> **GIVEN EXERCISE**:
In the data that follows, count the lines in which the word "科目期末余额分析填列" occurs, and report that figure alone.

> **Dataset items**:
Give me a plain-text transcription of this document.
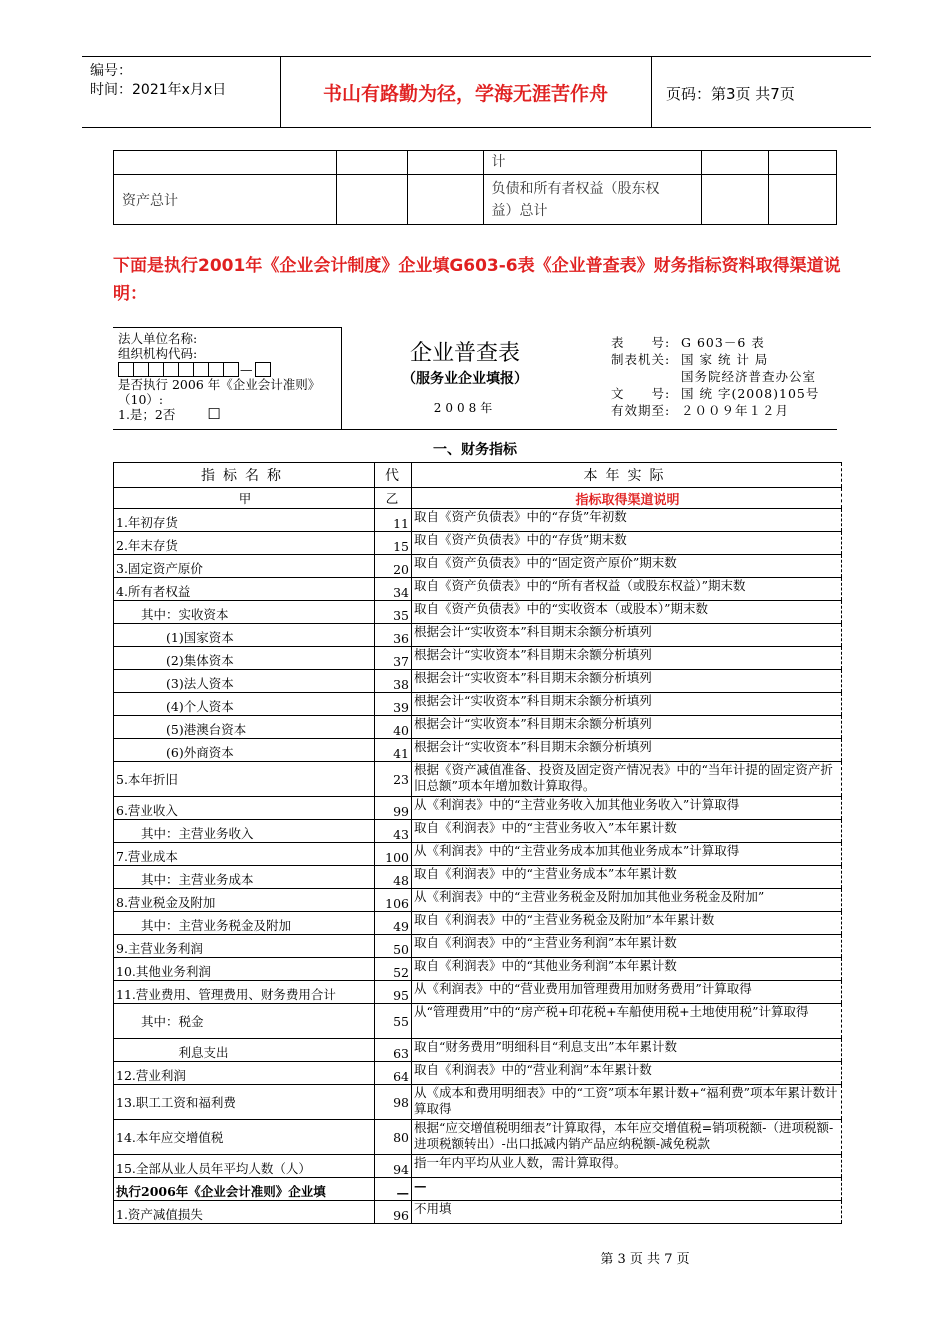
编号：
时间：2021年x月x日	书山有路勤为径，学海无涯苦作舟	页码：第3页 共7页
			计		
资产总计			负债和所有者权益（股东权
益）总计		

下面是执行2001年《企业会计制度》企业填G603-6表《企业普查表》财务指标资料取得渠道说明：
法人单位名称:
组织机构代码:
—
是否执行 2006 年《企业会计准则》
（10）:
1.是；2否 ☐
企业普查表
（服务业企业填报）
2008年
表　　号: G 603－6 表
制表机关: 国 家 统 计 局
国务院经济普查办公室
文　　号: 国 统 字(2008)105号
有效期至: ２００９年１２月
一、财务指标
指标名称	代	本年实际
甲	乙	指标取得渠道说明
1.年初存货	11	取自《资产负债表》中的“存货”年初数
2.年末存货	15	取自《资产负债表》中的“存货”期末数
3.固定资产原价	20	取自《资产负债表》中的“固定资产原价”期末数
4.所有者权益	34	取自《资产负债表》中的“所有者权益（或股东权益）”期末数
　　其中：实收资本	35	取自《资产负债表》中的“实收资本（或股本）”期末数
　　　　(1)国家资本	36	根据会计“实收资本”科目期末余额分析填列
　　　　(2)集体资本	37	根据会计“实收资本”科目期末余额分析填列
　　　　(3)法人资本	38	根据会计“实收资本”科目期末余额分析填列
　　　　(4)个人资本	39	根据会计“实收资本”科目期末余额分析填列
　　　　(5)港澳台资本	40	根据会计“实收资本”科目期末余额分析填列
　　　　(6)外商资本	41	根据会计“实收资本”科目期末余额分析填列
5.本年折旧	23	根据《资产减值准备、投资及固定资产情况表》中的“当年计提的固定资产折旧总额”项本年增加数计算取得。
6.营业收入	99	从《利润表》中的“主营业务收入加其他业务收入”计算取得
　　其中：主营业务收入	43	取自《利润表》中的“主营业务收入”本年累计数
7.营业成本	100	从《利润表》中的“主营业务成本加其他业务成本”计算取得
　　其中：主营业务成本	48	取自《利润表》中的“主营业务成本”本年累计数
8.营业税金及附加	106	从《利润表》中的“主营业务税金及附加加其他业务税金及附加”
　　其中：主营业务税金及附加	49	取自《利润表》中的“主营业务税金及附加”本年累计数
9.主营业务利润	50	取自《利润表》中的“主营业务利润”本年累计数
10.其他业务利润	52	取自《利润表》中的“其他业务利润”本年累计数
11.营业费用、管理费用、财务费用合计	95	从《利润表》中的“营业费用加管理费用加财务费用”计算取得
　　其中：税金	55	从“管理费用”中的“房产税+印花税+车船使用税+土地使用税”计算取得
　　　　　利息支出	63	取自“财务费用”明细科目“利息支出”本年累计数
12.营业利润	64	取自《利润表》中的“营业利润”本年累计数
13.职工工资和福利费	98	从《成本和费用明细表》中的“工资”项本年累计数+“福利费”项本年累计数计算取得
14.本年应交增值税	80	根据“应交增值税明细表”计算取得，本年应交增值税=销项税额-（进项税额-进项税额转出）-出口抵减内销产品应纳税额-减免税款
15.全部从业人员年平均人数（人）	94	指一年内平均从业人数，需计算取得。
执行2006年《企业会计准则》企业填	—	—
1.资产减值损失	96	不用填
第 3 页 共 7 页
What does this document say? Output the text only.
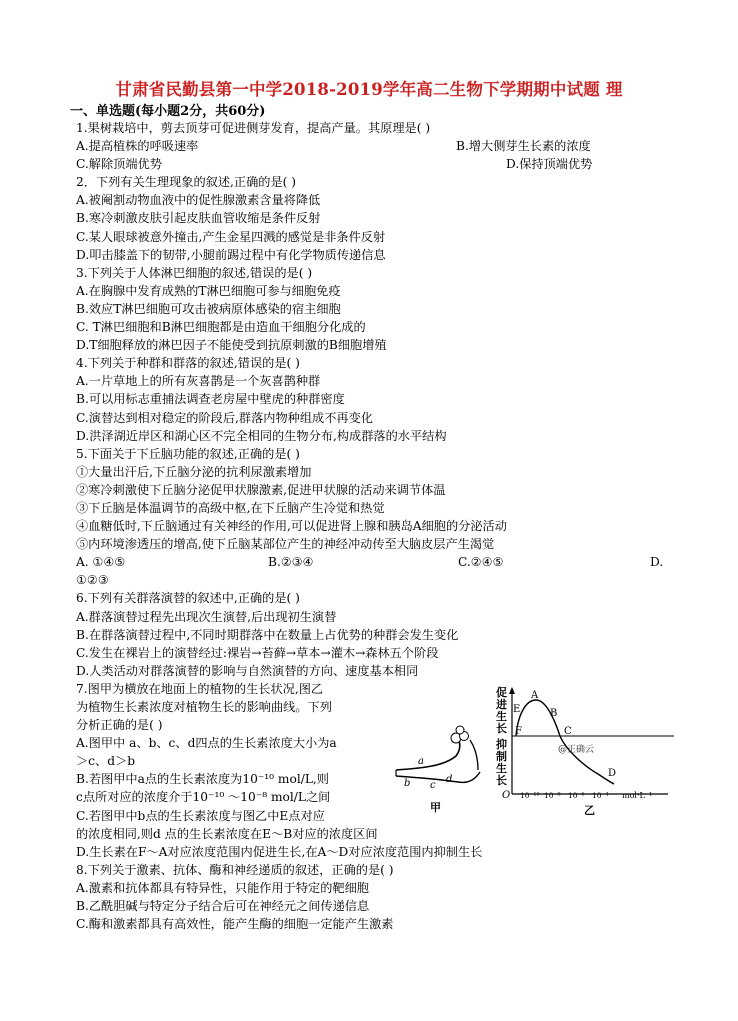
甘肃省民勤县第一中学2018-2019学年高二生物下学期期中试题 理
一、单选题(每小题2分，共60分)
1.果树栽培中，剪去顶芽可促进侧芽发育，提高产量。其原理是( )
A.提高植株的呼吸速率	B.增大侧芽生长素的浓度
C.解除顶端优势	D.保持顶端优势
2．下列有关生理现象的叙述,正确的是( )
A.被阉割动物血液中的促性腺激素含量将降低
B.寒冷刺激皮肤引起皮肤血管收缩是条件反射
C.某人眼球被意外撞击,产生金星四溅的感觉是非条件反射
D.叩击膝盖下的韧带,小腿前踢过程中有化学物质传递信息
3.下列关于人体淋巴细胞的叙述,错误的是( )
A.在胸腺中发育成熟的T淋巴细胞可参与细胞免疫
B.效应T淋巴细胞可攻击被病原体感染的宿主细胞
C. T淋巴细胞和B淋巴细胞都是由造血干细胞分化成的
D.T细胞释放的淋巴因子不能使受到抗原刺激的B细胞增殖
4.下列关于种群和群落的叙述,错误的是( )
A.一片草地上的所有灰喜鹊是一个灰喜鹊种群
B.可以用标志重捕法调查老房屋中壁虎的种群密度
C.演替达到相对稳定的阶段后,群落内物种组成不再变化
D.洪泽湖近岸区和湖心区不完全相同的生物分布,构成群落的水平结构
5.下面关于下丘脑功能的叙述,正确的是( )
①大量出汗后,下丘脑分泌的抗利尿激素增加
②寒冷刺激使下丘脑分泌促甲状腺激素,促进甲状腺的活动来调节体温
③下丘脑是体温调节的高级中枢,在下丘脑产生冷觉和热觉
④血糖低时,下丘脑通过有关神经的作用,可以促进肾上腺和胰岛A细胞的分泌活动
⑤内环境渗透压的增高,使下丘脑某部位产生的神经冲动传至大脑皮层产生渴觉
A. ①④⑤	B.②③④	C.②④⑤	D.
①②③
6.下列有关群落演替的叙述中,正确的是( )
A.群落演替过程先出现次生演替,后出现初生演替
B.在群落演替过程中,不同时期群落中在数量上占优势的种群会发生变化
C.发生在裸岩上的演替经过:裸岩→苔藓→草本→灌木→森林五个阶段
D.人类活动对群落演替的影响与自然演替的方向、速度基本相同
7.图甲为横放在地面上的植物的生长状况,图乙
为植物生长素浓度对植物生长的影响曲线。下列
分析正确的是( )
A.图甲中 a、b、c、d四点的生长素浓度大小为a
＞c、d＞b
B.若图甲中a点的生长素浓度为10⁻¹⁰ mol/L,则
c点所对应的浓度介于10⁻¹⁰ ～10⁻⁸ mol/L之间
C.若图甲中b点的生长素浓度与图乙中E点对应
的浓度相同,则d 点的生长素浓度在E～B对应的浓度区间
D.生长素在F～A对应浓度范围内促进生长,在A～D对应浓度范围内抑制生长
8.下列关于激素、抗体、酶和神经递质的叙述，正确的是( )
A.激素和抗体都具有特异性，只能作用于特定的靶细胞
B.乙酰胆碱与特定分子结合后可在神经元之间传递信息
C.酶和激素都具有高效性，能产生酶的细胞一定能产生激素
a
b c
d
甲
促 进 生 长
抑 制 生 长
A
E	B
F	C
D
@正确云
O 10⁻¹⁰ 10⁻⁸ 10⁻⁶ 10⁻⁴ mol·L⁻¹
乙
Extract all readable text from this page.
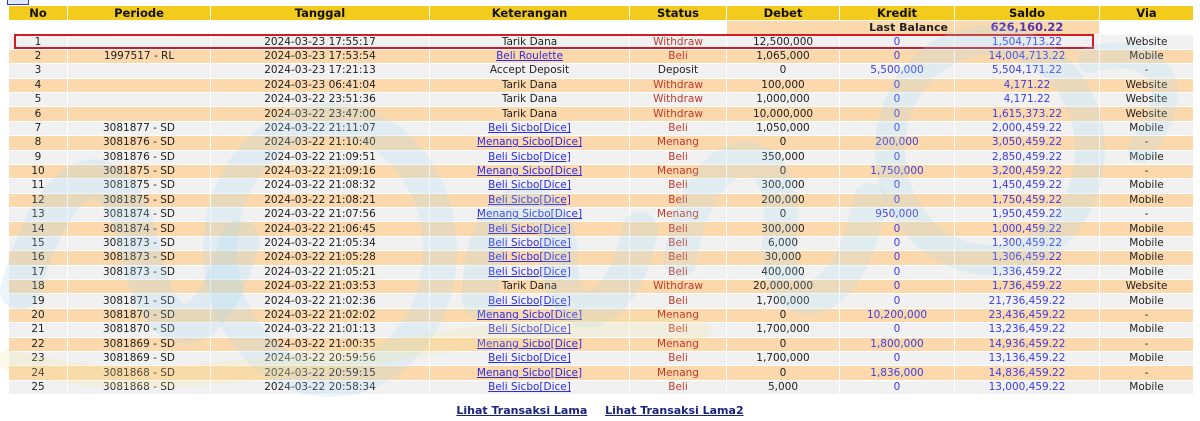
No	Periode	Tanggal	Keterangan	Status	Debet	Kredit	Saldo	Via
					Last Balance		626,160.22	
1		2024-03-23 17:55:17	Tarik Dana	Withdraw	12,500,000	0	1,504,713.22	Website
2	1997517 - RL	2024-03-23 17:53:54	Beli Roulette	Beli	1,065,000	0	14,004,713.22	Mobile
3		2024-03-23 17:21:13	Accept Deposit	Deposit	0	5,500,000	5,504,171.22	-
4		2024-03-23 06:41:04	Tarik Dana	Withdraw	100,000	0	4,171.22	Website
5		2024-03-22 23:51:36	Tarik Dana	Withdraw	1,000,000	0	4,171.22	Website
6		2024-03-22 23:47:00	Tarik Dana	Withdraw	10,000,000	0	1,615,373.22	Website
7	3081877 - SD	2024-03-22 21:11:07	Beli Sicbo[Dice]	Beli	1,050,000	0	2,000,459.22	Mobile
8	3081876 - SD	2024-03-22 21:10:40	Menang Sicbo[Dice]	Menang	0	200,000	3,050,459.22	-
9	3081876 - SD	2024-03-22 21:09:51	Beli Sicbo[Dice]	Beli	350,000	0	2,850,459.22	Mobile
10	3081875 - SD	2024-03-22 21:09:16	Menang Sicbo[Dice]	Menang	0	1,750,000	3,200,459.22	-
11	3081875 - SD	2024-03-22 21:08:32	Beli Sicbo[Dice]	Beli	300,000	0	1,450,459.22	Mobile
12	3081875 - SD	2024-03-22 21:08:21	Beli Sicbo[Dice]	Beli	200,000	0	1,750,459.22	Mobile
13	3081874 - SD	2024-03-22 21:07:56	Menang Sicbo[Dice]	Menang	0	950,000	1,950,459.22	-
14	3081874 - SD	2024-03-22 21:06:45	Beli Sicbo[Dice]	Beli	300,000	0	1,000,459.22	Mobile
15	3081873 - SD	2024-03-22 21:05:34	Beli Sicbo[Dice]	Beli	6,000	0	1,300,459.22	Mobile
16	3081873 - SD	2024-03-22 21:05:28	Beli Sicbo[Dice]	Beli	30,000	0	1,306,459.22	Mobile
17	3081873 - SD	2024-03-22 21:05:21	Beli Sicbo[Dice]	Beli	400,000	0	1,336,459.22	Mobile
18		2024-03-22 21:03:53	Tarik Dana	Withdraw	20,000,000	0	1,736,459.22	Website
19	3081871 - SD	2024-03-22 21:02:36	Beli Sicbo[Dice]	Beli	1,700,000	0	21,736,459.22	Mobile
20	3081870 - SD	2024-03-22 21:02:02	Menang Sicbo[Dice]	Menang	0	10,200,000	23,436,459.22	-
21	3081870 - SD	2024-03-22 21:01:13	Beli Sicbo[Dice]	Beli	1,700,000	0	13,236,459.22	Mobile
22	3081869 - SD	2024-03-22 21:00:35	Menang Sicbo[Dice]	Menang	0	1,800,000	14,936,459.22	-
23	3081869 - SD	2024-03-22 20:59:56	Beli Sicbo[Dice]	Beli	1,700,000	0	13,136,459.22	Mobile
24	3081868 - SD	2024-03-22 20:59:15	Menang Sicbo[Dice]	Menang	0	1,836,000	14,836,459.22	-
25	3081868 - SD	2024-03-22 20:58:34	Beli Sicbo[Dice]	Beli	5,000	0	13,000,459.22	Mobile
Lihat Transaksi Lama Lihat Transaksi Lama2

> **FULL ANSWER**:
6